[[ DATA UNDER STUDY open ]]
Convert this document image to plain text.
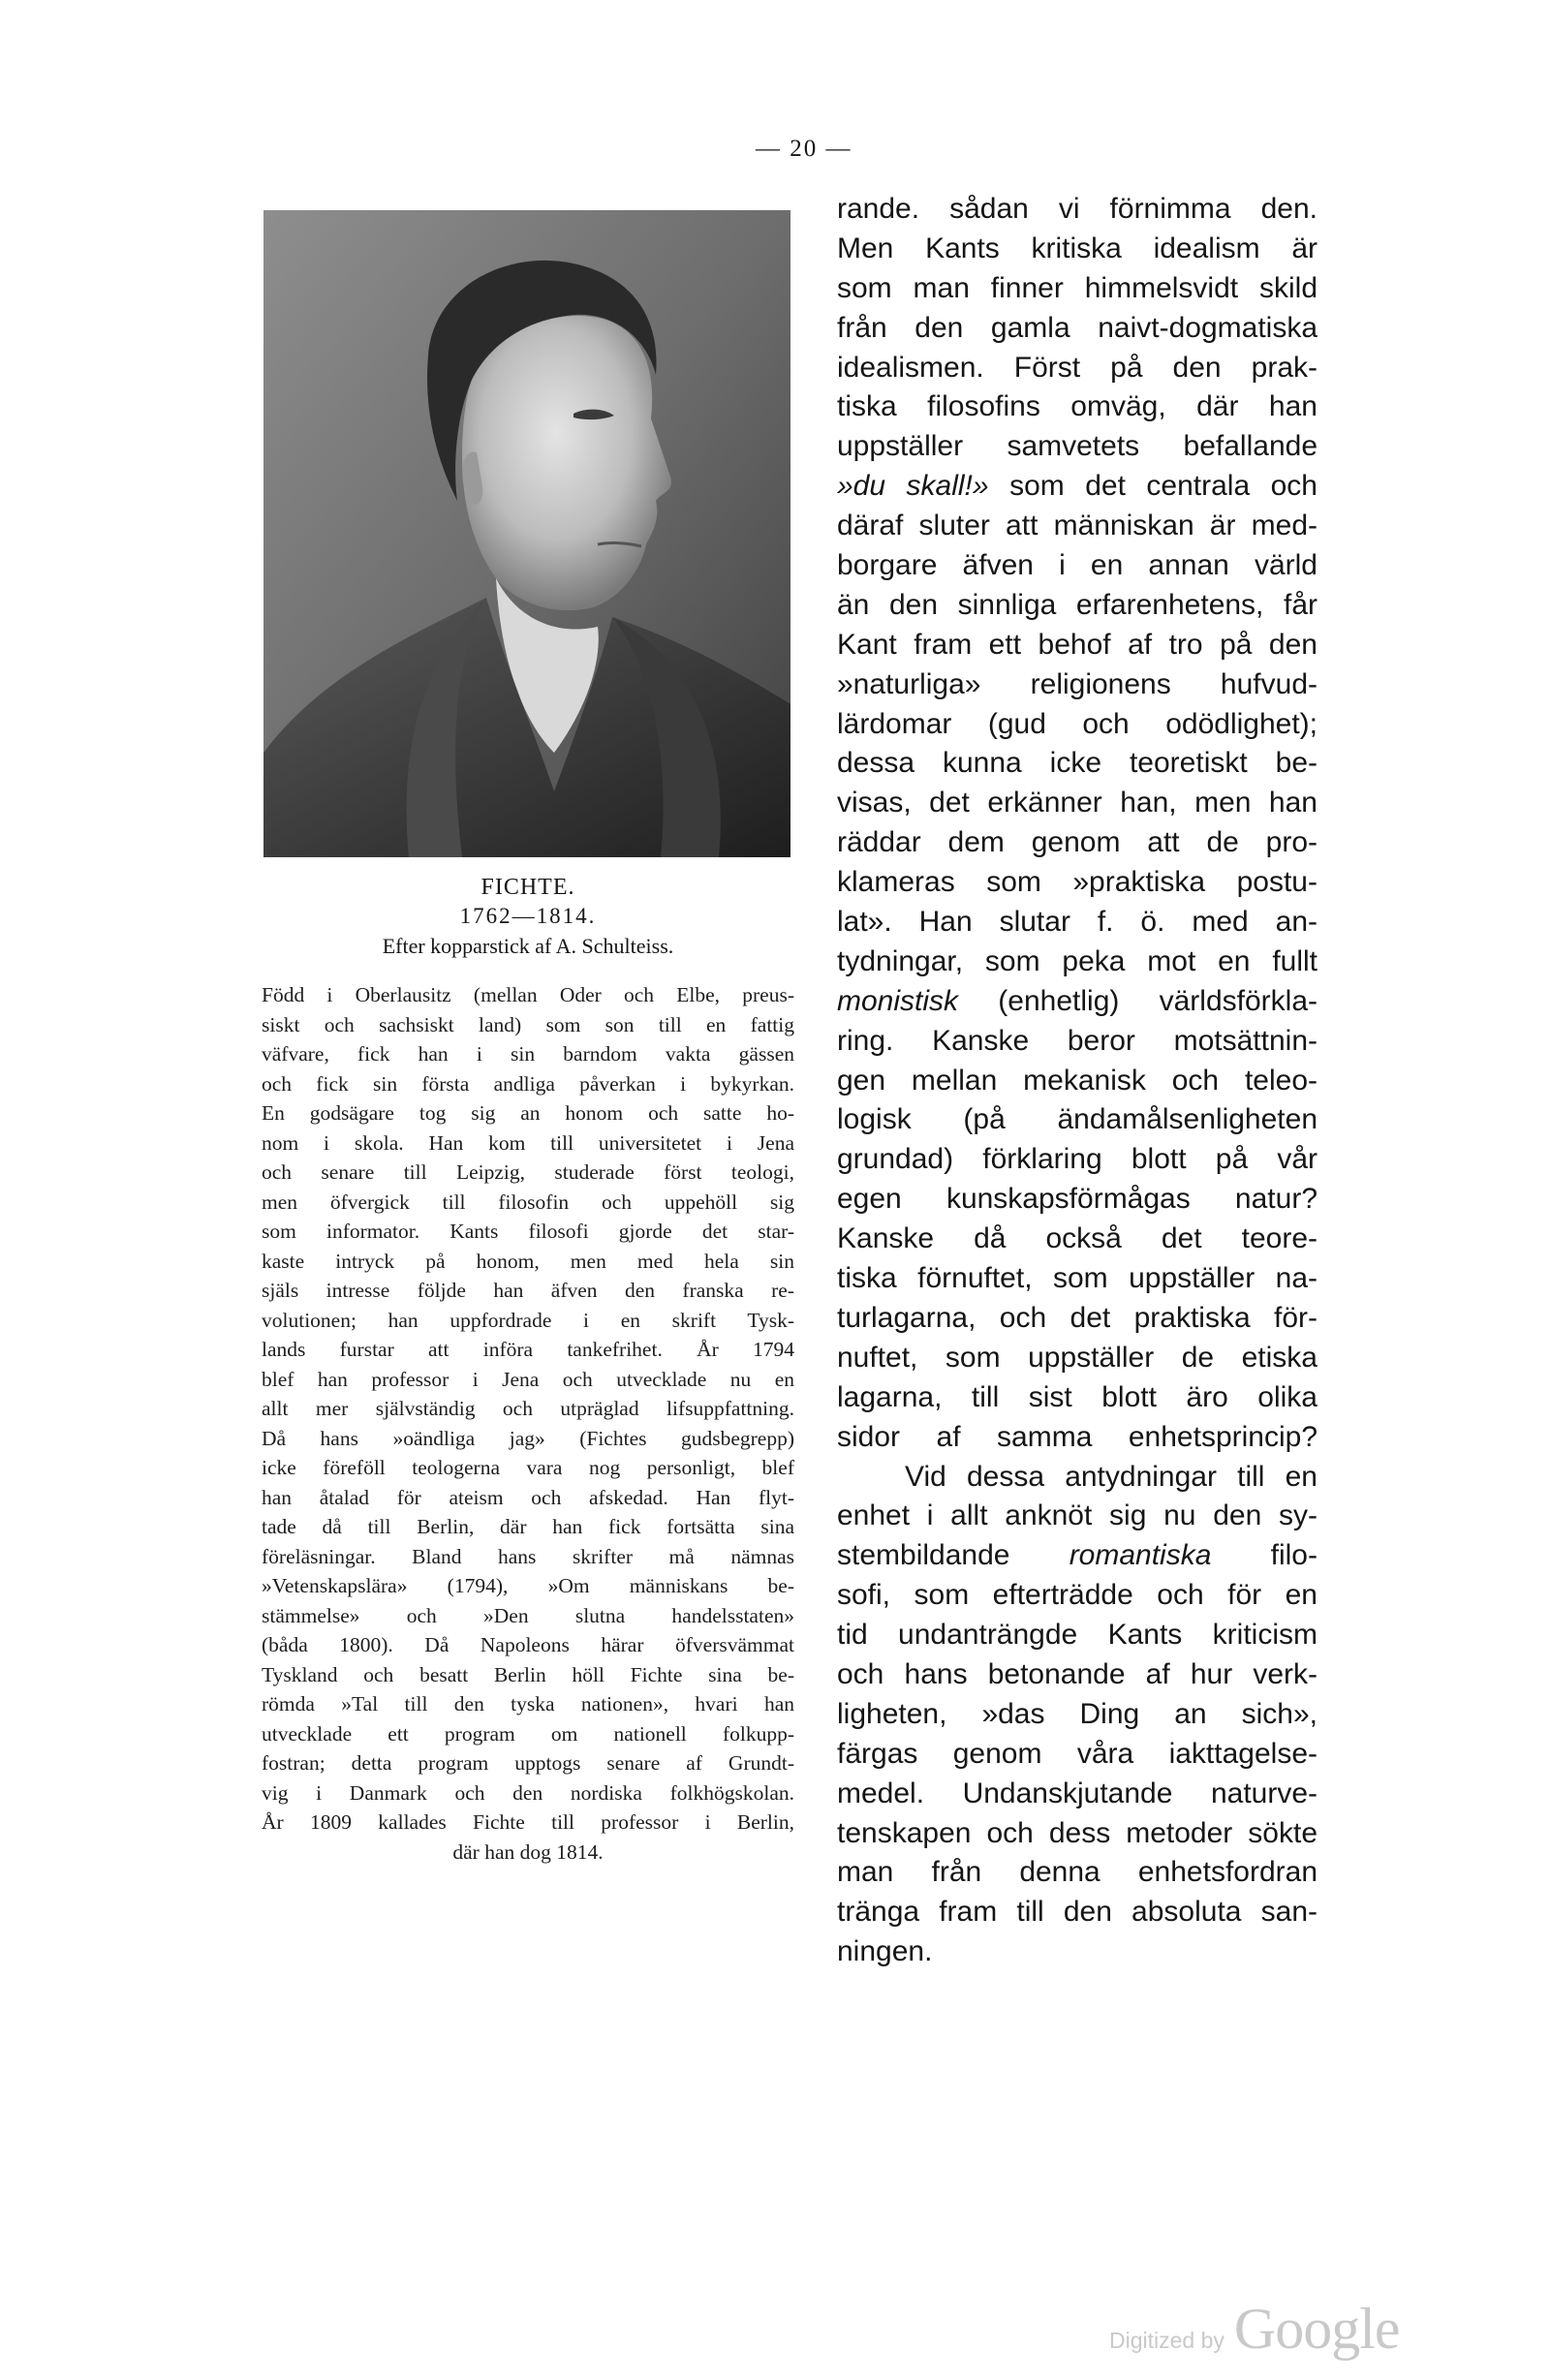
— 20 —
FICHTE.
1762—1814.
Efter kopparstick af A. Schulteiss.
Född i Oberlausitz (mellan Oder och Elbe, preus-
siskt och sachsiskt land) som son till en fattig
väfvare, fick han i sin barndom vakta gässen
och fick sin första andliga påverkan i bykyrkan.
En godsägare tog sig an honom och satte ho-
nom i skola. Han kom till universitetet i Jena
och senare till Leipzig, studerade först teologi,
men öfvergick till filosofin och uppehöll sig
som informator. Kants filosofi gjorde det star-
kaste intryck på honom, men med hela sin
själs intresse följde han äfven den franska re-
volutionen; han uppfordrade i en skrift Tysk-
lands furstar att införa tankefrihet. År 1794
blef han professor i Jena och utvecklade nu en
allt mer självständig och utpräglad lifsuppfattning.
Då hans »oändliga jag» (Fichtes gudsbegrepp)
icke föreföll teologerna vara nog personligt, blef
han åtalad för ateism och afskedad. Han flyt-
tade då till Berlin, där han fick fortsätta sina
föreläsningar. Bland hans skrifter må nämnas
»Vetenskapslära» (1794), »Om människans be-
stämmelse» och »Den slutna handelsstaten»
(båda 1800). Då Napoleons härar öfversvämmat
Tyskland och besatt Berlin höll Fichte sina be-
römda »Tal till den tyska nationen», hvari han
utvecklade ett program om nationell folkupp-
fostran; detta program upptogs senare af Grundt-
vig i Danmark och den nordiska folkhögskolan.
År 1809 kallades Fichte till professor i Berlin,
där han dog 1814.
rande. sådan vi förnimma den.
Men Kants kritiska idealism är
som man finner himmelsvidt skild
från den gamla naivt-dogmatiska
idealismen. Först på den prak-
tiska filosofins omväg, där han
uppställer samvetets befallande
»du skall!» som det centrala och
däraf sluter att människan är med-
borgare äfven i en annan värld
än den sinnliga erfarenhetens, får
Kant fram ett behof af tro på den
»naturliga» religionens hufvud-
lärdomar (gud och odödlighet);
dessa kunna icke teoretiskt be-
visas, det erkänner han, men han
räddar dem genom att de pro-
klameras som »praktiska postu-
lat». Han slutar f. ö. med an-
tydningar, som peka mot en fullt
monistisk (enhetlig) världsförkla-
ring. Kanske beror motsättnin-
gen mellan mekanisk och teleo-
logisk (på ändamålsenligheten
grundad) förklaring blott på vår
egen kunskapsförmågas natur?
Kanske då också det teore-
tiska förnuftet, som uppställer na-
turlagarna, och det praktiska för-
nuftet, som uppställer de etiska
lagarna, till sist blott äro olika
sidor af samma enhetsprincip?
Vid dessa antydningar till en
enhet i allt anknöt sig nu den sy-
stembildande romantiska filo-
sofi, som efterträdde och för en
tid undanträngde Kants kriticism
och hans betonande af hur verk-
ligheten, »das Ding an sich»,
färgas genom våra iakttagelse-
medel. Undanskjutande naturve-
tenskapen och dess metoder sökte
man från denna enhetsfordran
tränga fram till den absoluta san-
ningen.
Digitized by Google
[[ DATA UNDER STUDY closed ]]
EXERCISE DIRECTIONS:
Set down all of the entries precisely and keep the pictures out of the copy.

SOLUTION:
Convert this document image to plain text.
— 20 —
FICHTE.
1762—1814.
Efter kopparstick af A. Schulteiss.
Född i Oberlausitz (mellan Oder och Elbe, preus-
siskt och sachsiskt land) som son till en fattig
väfvare, fick han i sin barndom vakta gässen
och fick sin första andliga påverkan i bykyrkan.
En godsägare tog sig an honom och satte ho-
nom i skola. Han kom till universitetet i Jena
och senare till Leipzig, studerade först teologi,
men öfvergick till filosofin och uppehöll sig
som informator. Kants filosofi gjorde det star-
kaste intryck på honom, men med hela sin
själs intresse följde han äfven den franska re-
volutionen; han uppfordrade i en skrift Tysk-
lands furstar att införa tankefrihet. År 1794
blef han professor i Jena och utvecklade nu en
allt mer självständig och utpräglad lifsuppfattning.
Då hans »oändliga jag» (Fichtes gudsbegrepp)
icke föreföll teologerna vara nog personligt, blef
han åtalad för ateism och afskedad. Han flyt-
tade då till Berlin, där han fick fortsätta sina
föreläsningar. Bland hans skrifter må nämnas
»Vetenskapslära» (1794), »Om människans be-
stämmelse» och »Den slutna handelsstaten»
(båda 1800). Då Napoleons härar öfversvämmat
Tyskland och besatt Berlin höll Fichte sina be-
römda »Tal till den tyska nationen», hvari han
utvecklade ett program om nationell folkupp-
fostran; detta program upptogs senare af Grundt-
vig i Danmark och den nordiska folkhögskolan.
År 1809 kallades Fichte till professor i Berlin,
där han dog 1814.
rande. sådan vi förnimma den.
Men Kants kritiska idealism är
som man finner himmelsvidt skild
från den gamla naivt-dogmatiska
idealismen. Först på den prak-
tiska filosofins omväg, där han
uppställer samvetets befallande
»du skall!» som det centrala och
däraf sluter att människan är med-
borgare äfven i en annan värld
än den sinnliga erfarenhetens, får
Kant fram ett behof af tro på den
»naturliga» religionens hufvud-
lärdomar (gud och odödlighet);
dessa kunna icke teoretiskt be-
visas, det erkänner han, men han
räddar dem genom att de pro-
klameras som »praktiska postu-
lat». Han slutar f. ö. med an-
tydningar, som peka mot en fullt
monistisk (enhetlig) världsförkla-
ring. Kanske beror motsättnin-
gen mellan mekanisk och teleo-
logisk (på ändamålsenligheten
grundad) förklaring blott på vår
egen kunskapsförmågas natur?
Kanske då också det teore-
tiska förnuftet, som uppställer na-
turlagarna, och det praktiska för-
nuftet, som uppställer de etiska
lagarna, till sist blott äro olika
sidor af samma enhetsprincip?
Vid dessa antydningar till en
enhet i allt anknöt sig nu den sy-
stembildande romantiska filo-
sofi, som efterträdde och för en
tid undanträngde Kants kriticism
och hans betonande af hur verk-
ligheten, »das Ding an sich»,
färgas genom våra iakttagelse-
medel. Undanskjutande naturve-
tenskapen och dess metoder sökte
man från denna enhetsfordran
tränga fram till den absoluta san-
ningen.
Digitized by Google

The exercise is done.